** Start **
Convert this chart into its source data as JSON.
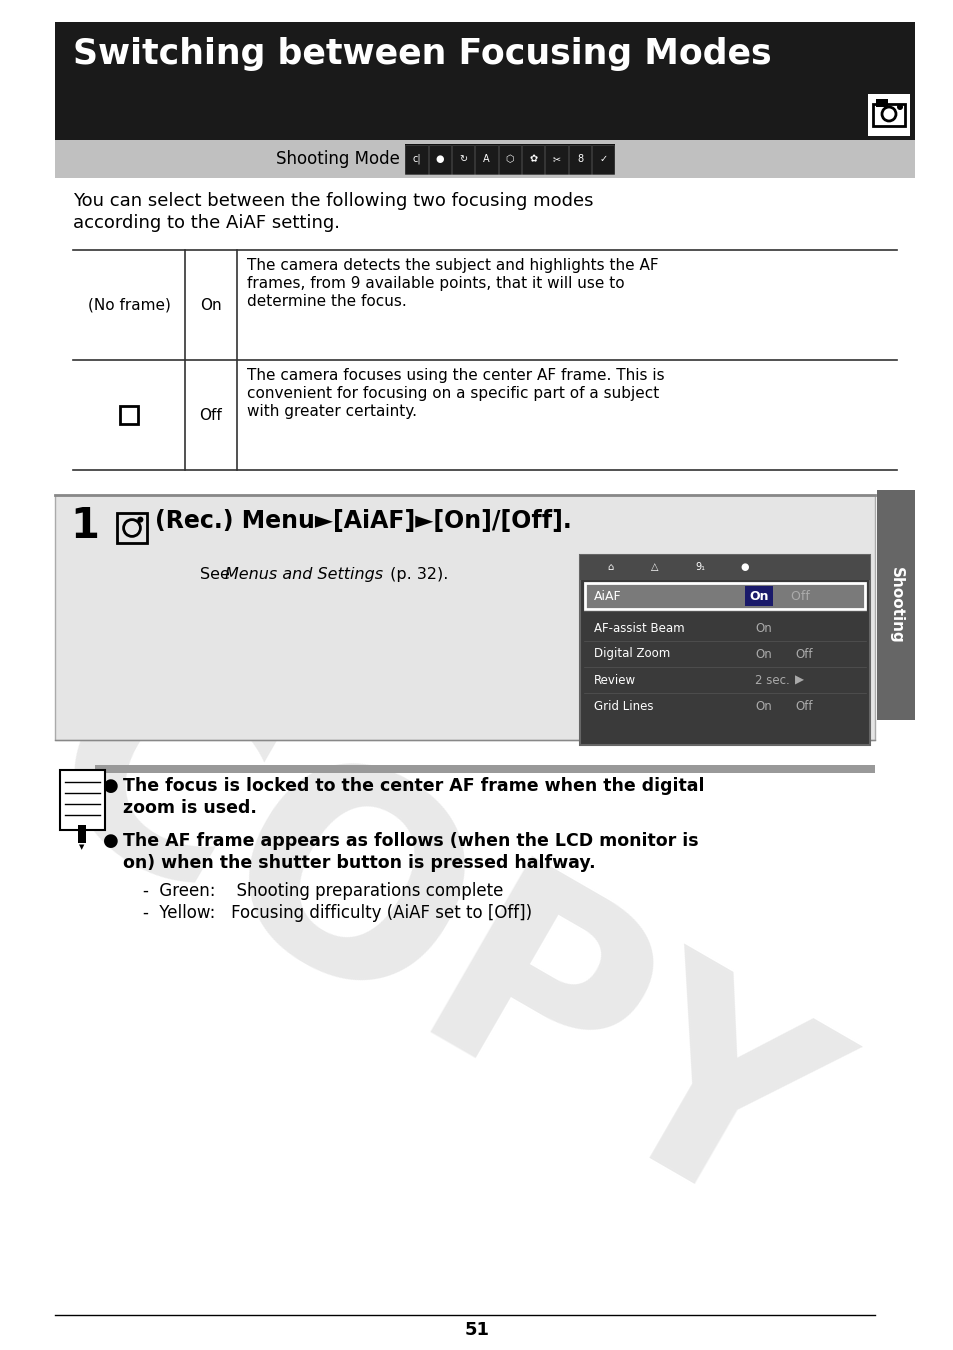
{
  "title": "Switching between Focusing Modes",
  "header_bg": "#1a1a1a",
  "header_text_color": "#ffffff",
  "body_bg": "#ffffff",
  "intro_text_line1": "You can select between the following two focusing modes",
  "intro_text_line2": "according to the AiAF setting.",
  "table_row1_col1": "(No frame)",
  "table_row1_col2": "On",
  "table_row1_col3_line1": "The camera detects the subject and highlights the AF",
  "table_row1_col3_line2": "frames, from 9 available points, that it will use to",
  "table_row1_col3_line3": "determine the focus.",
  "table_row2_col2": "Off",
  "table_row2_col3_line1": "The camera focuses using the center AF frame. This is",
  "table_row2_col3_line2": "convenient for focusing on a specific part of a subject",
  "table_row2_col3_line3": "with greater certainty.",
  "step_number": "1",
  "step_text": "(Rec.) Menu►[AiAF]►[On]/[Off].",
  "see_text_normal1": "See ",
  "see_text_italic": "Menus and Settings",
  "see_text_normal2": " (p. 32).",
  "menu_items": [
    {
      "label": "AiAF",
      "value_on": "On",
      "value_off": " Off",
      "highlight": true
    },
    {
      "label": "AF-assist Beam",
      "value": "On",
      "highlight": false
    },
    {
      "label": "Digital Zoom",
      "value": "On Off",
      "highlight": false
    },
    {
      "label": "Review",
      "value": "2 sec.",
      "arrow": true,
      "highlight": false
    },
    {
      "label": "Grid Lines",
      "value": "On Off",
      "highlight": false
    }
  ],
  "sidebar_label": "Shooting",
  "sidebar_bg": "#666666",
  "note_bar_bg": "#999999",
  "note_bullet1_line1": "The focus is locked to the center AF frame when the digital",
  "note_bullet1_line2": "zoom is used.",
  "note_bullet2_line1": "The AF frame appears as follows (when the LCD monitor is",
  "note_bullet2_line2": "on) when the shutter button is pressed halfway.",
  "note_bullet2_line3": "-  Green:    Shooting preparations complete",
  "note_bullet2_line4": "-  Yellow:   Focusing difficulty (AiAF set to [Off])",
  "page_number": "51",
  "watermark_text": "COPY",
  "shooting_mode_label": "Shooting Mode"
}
** End **
** Start **
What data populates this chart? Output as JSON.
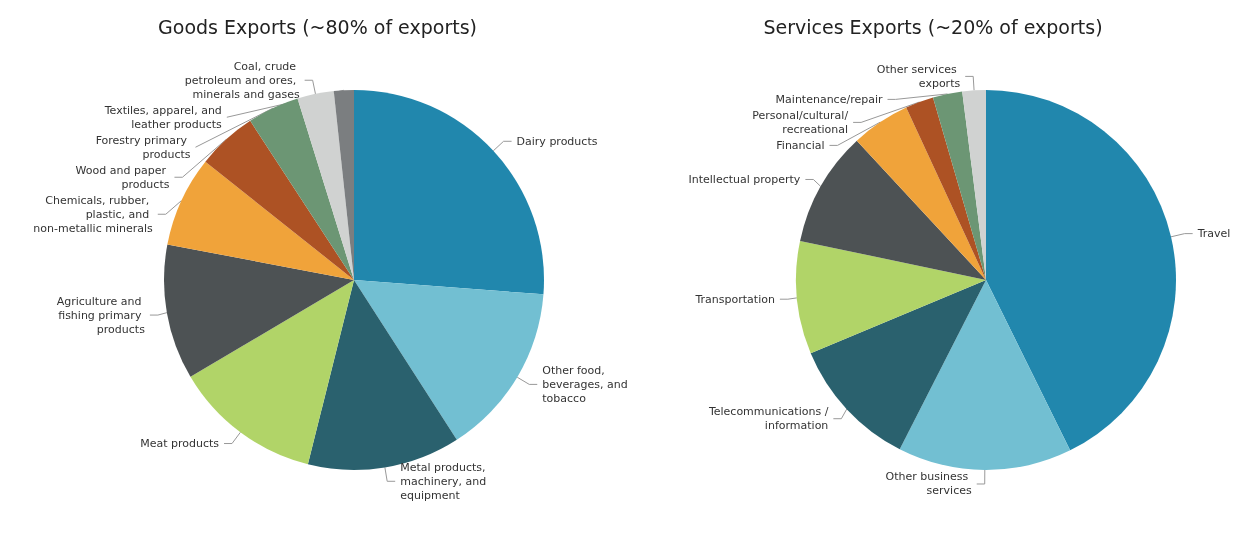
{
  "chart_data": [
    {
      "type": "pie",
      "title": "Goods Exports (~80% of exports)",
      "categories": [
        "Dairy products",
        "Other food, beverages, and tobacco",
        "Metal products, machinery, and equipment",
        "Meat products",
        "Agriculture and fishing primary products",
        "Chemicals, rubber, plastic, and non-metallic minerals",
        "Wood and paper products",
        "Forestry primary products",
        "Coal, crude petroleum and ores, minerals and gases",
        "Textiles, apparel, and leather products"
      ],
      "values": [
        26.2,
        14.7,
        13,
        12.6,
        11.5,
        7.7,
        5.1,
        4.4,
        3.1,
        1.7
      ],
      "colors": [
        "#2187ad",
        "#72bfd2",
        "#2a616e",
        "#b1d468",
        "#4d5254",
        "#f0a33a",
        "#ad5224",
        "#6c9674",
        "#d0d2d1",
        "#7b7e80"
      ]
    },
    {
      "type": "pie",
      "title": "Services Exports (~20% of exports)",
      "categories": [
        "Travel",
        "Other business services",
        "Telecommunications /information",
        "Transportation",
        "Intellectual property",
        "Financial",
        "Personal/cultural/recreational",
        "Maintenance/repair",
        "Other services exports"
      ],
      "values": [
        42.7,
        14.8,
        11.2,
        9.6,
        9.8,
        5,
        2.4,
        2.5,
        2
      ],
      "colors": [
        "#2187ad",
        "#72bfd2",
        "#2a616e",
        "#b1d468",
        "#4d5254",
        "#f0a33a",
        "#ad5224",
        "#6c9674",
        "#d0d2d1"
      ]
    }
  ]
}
** End **
> _What is needed_
Pull out every line of the entries that includes the word "camera".

> _Solution to this exercise_
  "table_row1_col3_line1": "The camera detects the subject and highlights the AF",
  "table_row2_col3_line1": "The camera focuses using the center AF frame. This is",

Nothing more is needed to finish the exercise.